Stored entries

===============

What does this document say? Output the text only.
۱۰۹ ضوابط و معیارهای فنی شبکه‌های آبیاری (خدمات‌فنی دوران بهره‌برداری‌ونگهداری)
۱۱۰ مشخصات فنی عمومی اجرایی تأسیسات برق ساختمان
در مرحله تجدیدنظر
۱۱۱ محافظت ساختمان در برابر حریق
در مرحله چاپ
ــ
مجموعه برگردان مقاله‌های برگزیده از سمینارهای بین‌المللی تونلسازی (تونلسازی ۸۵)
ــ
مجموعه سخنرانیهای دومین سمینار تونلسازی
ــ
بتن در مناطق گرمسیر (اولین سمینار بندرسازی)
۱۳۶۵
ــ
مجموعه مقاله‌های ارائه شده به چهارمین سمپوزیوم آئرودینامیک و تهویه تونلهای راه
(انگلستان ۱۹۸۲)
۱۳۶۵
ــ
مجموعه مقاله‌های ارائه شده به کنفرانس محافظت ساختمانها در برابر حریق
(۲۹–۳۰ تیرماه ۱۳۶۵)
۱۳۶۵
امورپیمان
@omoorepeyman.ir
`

===============

* [What you will do]: Go through the listing and print each line exactly as it appears.

* [In response]:
What does this document say? Output the text only.
۱۰۹ ضوابط و معیارهای فنی شبکه‌های آبیاری (خدمات‌فنی دوران بهره‌برداری‌ونگهداری)
۱۱۰ مشخصات فنی عمومی اجرایی تأسیسات برق ساختمان
در مرحله تجدیدنظر
۱۱۱ محافظت ساختمان در برابر حریق
در مرحله چاپ
ــ
مجموعه برگردان مقاله‌های برگزیده از سمینارهای بین‌المللی تونلسازی (تونلسازی ۸۵)
ــ
مجموعه سخنرانیهای دومین سمینار تونلسازی
ــ
بتن در مناطق گرمسیر (اولین سمینار بندرسازی)
۱۳۶۵
ــ
مجموعه مقاله‌های ارائه شده به چهارمین سمپوزیوم آئرودینامیک و تهویه تونلهای راه
(انگلستان ۱۹۸۲)
۱۳۶۵
ــ
مجموعه مقاله‌های ارائه شده به کنفرانس محافظت ساختمانها در برابر حریق
(۲۹–۳۰ تیرماه ۱۳۶۵)
۱۳۶۵
امورپیمان
@omoorepeyman.ir
`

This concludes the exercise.